Go through the entries below and collect each line with the string "sieciach" in it.
--------------------------------------------------
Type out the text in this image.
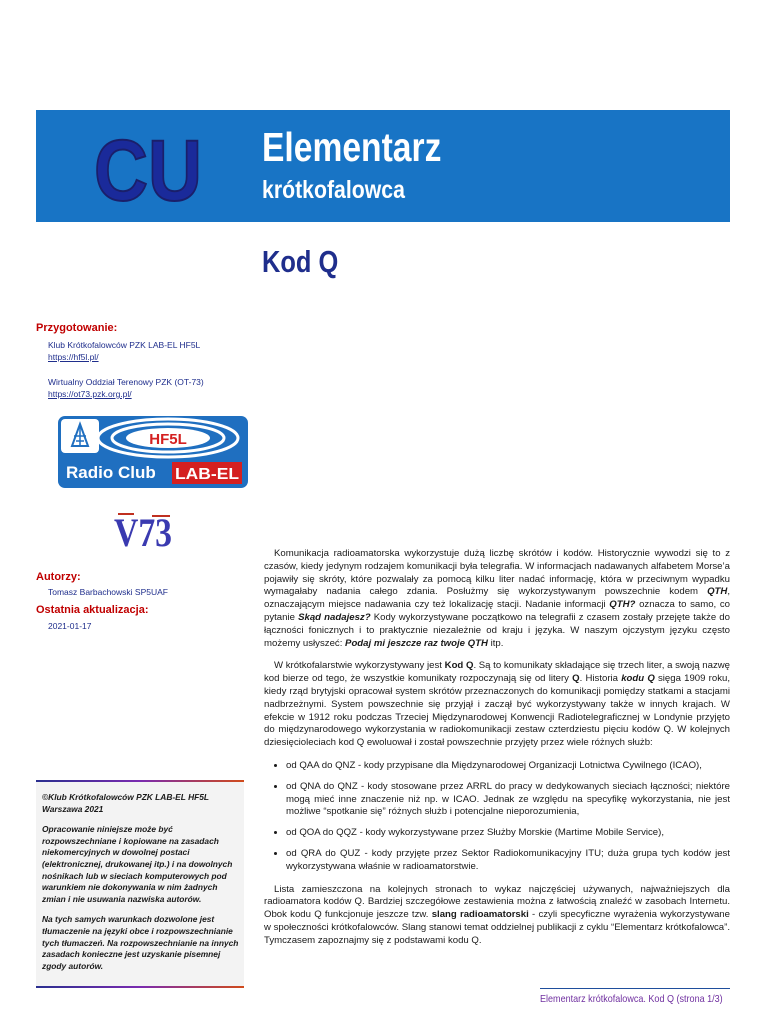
CU Elementarz
krótkofalowca
Kod Q
Przygotowanie:
Klub Krótkofalowców PZK LAB-EL HF5L
https://hf5l.pl/
Wirtualny Oddział Terenowy PZK (OT-73)
https://ot73.pzk.org.pl/
HF5L
Radio Club LAB-EL
V73
Autorzy:
Tomasz Barbachowski SP5UAF
Ostatnia aktualizacja:
2021-01-17

©Klub Krótkofalowców PZK LAB-EL HF5L
Warszawa 2021

Opracowanie niniejsze może być rozpowszechniane i kopiowane na zasadach niekomercyjnych w dowolnej postaci (elektronicznej, drukowanej itp.) i na dowolnych nośnikach lub w sieciach komputerowych pod warunkiem nie dokonywania w nim żadnych zmian i nie usuwania nazwiska autorów.

Na tych samych warunkach dozwolone jest tłumaczenie na języki obce i rozpowszechnianie tych tłumaczeń. Na rozpowszechnianie na innych zasadach konieczne jest uzyskanie pisemnej zgody autorów.

Komunikacja radioamatorska wykorzystuje dużą liczbę skrótów i kodów. Historycznie wywodzi się to z czasów, kiedy jedynym rodzajem komunikacji była telegrafia. W informacjach nadawanych alfabetem Morse’a pojawiły się skróty, które pozwalały za pomocą kilku liter nadać informację, która w przeciwnym wypadku wymagałaby nadania całego zdania. Posłużmy się wykorzystywanym powszechnie kodem QTH, oznaczającym miejsce nadawania czy też lokalizację stacji. Nadanie informacji QTH? oznacza to samo, co pytanie Skąd nadajesz? Kody wykorzystywane początkowo na telegrafii z czasem zostały przejęte także do łączności fonicznych i to praktycznie niezależnie od kraju i języka. W naszym ojczystym języku często możemy usłyszeć: Podaj mi jeszcze raz twoje QTH itp.

W krótkofalarstwie wykorzystywany jest Kod Q. Są to komunikaty składające się trzech liter, a swoją nazwę kod bierze od tego, że wszystkie komunikaty rozpoczynają się od litery Q. Historia kodu Q sięga 1909 roku, kiedy rząd brytyjski opracował system skrótów przeznaczonych do komunikacji pomiędzy statkami a stacjami nadbrzeżnymi. System powszechnie się przyjął i zaczął być wykorzystywany także w innych krajach. W efekcie w 1912 roku podczas Trzeciej Międzynarodowej Konwencji Radiotelegraficznej w Londynie przyjęto do międzynarodowego wykorzystania w radiokomunikacji zestaw czterdziestu pięciu kodów Q. W kolejnych dziesięcioleciach kod Q ewoluował i został powszechnie przyjęty przez wiele różnych służb:

• od QAA do QNZ - kody przypisane dla Międzynarodowej Organizacji Lotnictwa Cywilnego (ICAO),
• od QNA do QNZ - kody stosowane przez ARRL do pracy w dedykowanych sieciach łączności; niektóre mogą mieć inne znaczenie niż np. w ICAO. Jednak ze względu na specyfikę wykorzystania, nie jest możliwe “spotkanie się” różnych służb i potencjalne nieporozumienia,
• od QOA do QQZ - kody wykorzystywane przez Służby Morskie (Martime Mobile Service),
• od QRA do QUZ - kody przyjęte przez Sektor Radiokomunikacyjny ITU; duża grupa tych kodów jest wykorzystywana właśnie w radioamatorstwie.

Lista zamieszczona na kolejnych stronach to wykaz najczęściej używanych, najważniejszych dla radioamatora kodów Q. Bardziej szczegółowe zestawienia można z łatwością znaleźć w zasobach Internetu. Obok kodu Q funkcjonuje jeszcze tzw. slang radioamatorski - czyli specyficzne wyrażenia wykorzystywane w społeczności krótkofalowców. Slang stanowi temat oddzielnej publikacji z cyklu “Elementarz krótkofalowca”. Tymczasem zapoznajmy się z podstawami kodu Q.

Elementarz krótkofalowca. Kod Q (strona 1/3)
--------------------------------------------------
Result for this task:
Opracowanie niniejsze może być rozpowszechniane i kopiowane na zasadach niekomercyjnych w dowolnej postaci (elektronicznej, drukowanej itp.) i na dowolnych nośnikach lub w sieciach komputerowych pod warunkiem nie dokonywania w nim żadnych zmian i nie usuwania nazwiska autorów.
• od QNA do QNZ - kody stosowane przez ARRL do pracy w dedykowanych sieciach łączności; niektóre mogą mieć inne znaczenie niż np. w ICAO. Jednak ze względu na specyfikę wykorzystania, nie jest możliwe “spotkanie się” różnych służb i potencjalne nieporozumienia,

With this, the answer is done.